→ TASK OBJECTIVE
Extend the essay below on travel fatigue and being allowed to stay in the game, continuing from its final sentence about visitors on the Shinkansen.

→ SUPPLIED PASSAGE
Thursday, April 23, 2026

Being Allowed to Stay in the Game Is a Blessing

 Some days, fatigue feels heavier than usual.
Travel, unfamiliar places, and the passing of time all leave their marks.
Yet even near the end of the game, being allowed to remain on the court is something to be grateful for.

For the past couple of days, my writing has felt somewhat lacking in energy.
Perhaps that is because I drafted it on the way home the night before

I usually add the opening lines the next morning, while the rest was written the previous evening.
The energy of morning and the melancholy of night—human emotions move in ways that are surprisingly easy to recognize.

Perhaps because of my recent business trips, fatigue has been building up.

Traveling to unfamiliar places takes physical strength, and visiting somewhere new brings its own tension.
That alone can deepen one’s exhaustion.

Meeting people I do not know is tiring in another way.
When you have no idea what kind of person the other side may be, that cannot be helped.

Traveling by Shinkansen can also be draining.

Recently, with many visitors coming to Japan, there are moments when differences in manners or customs inside the train feel noticeable.
At the same time, adapting to systems designed mainly for Japanese travelers must be difficult for them as well.

→ AVAILABLE DATA
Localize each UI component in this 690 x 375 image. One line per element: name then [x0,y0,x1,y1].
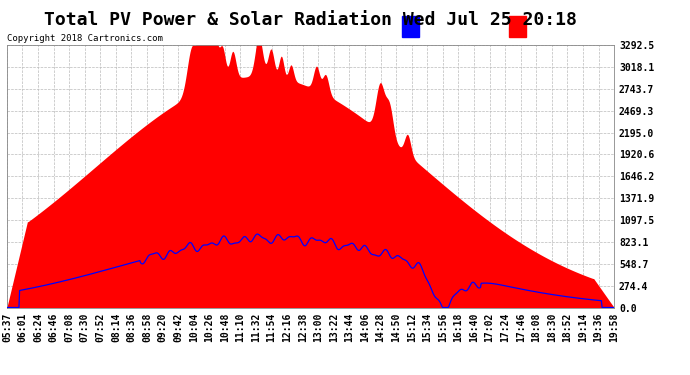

→ EXERCISE ANSWER
Academic conferences leave me tired too.

In earlier years, hearing new ideas filled me with joy.
I wanted to absorb what I did not know and make it part of myself.

Now, however, I feel there is not much room left in my mind for new things.

That may be why conferences exhaust me each time I attend one.
Sometimes I wonder whether it is nearly enough.

My body may be trying, little by little, to fade from the front stage of society.

Then again, it is difficult to define what the front stage really means.
It is not simply having a title, nor standing before others in visible roles.

I no longer feel much attachment to surviving in the place where I once stood by relying only on what I built in the past.

Even so, I still have one more effort to make.

If I compare life to the basketball games I once loved, perhaps this is the final two minutes.

And yet, being able to spend this time on the court itself is possible only because I have been fortunate enough to be allowed to play.

 

If I am grateful for that fortune, then I should keep running until the final whistle. 


 

・・・ 

Vocabulary for Learners

  • fatigue = 疲労
  • melancholy = 物悲しさ、憂鬱
  • unfamiliar = 見慣れない、不慣れな
  • exhaustion = 消耗、極度の疲れ
  • attachment = 執着、愛着
  • fortunate enough to... = ~できるほど幸運である
  • final whistle = 試合終了の笛(人生の比喩としても使える)

 

Being Allowed to Stay in the Game Is a Blessing

 Some days, fatigue feels heavier than usual. Travel, unfamiliar places, and the passing of time all leave their marks. Yet even near the ...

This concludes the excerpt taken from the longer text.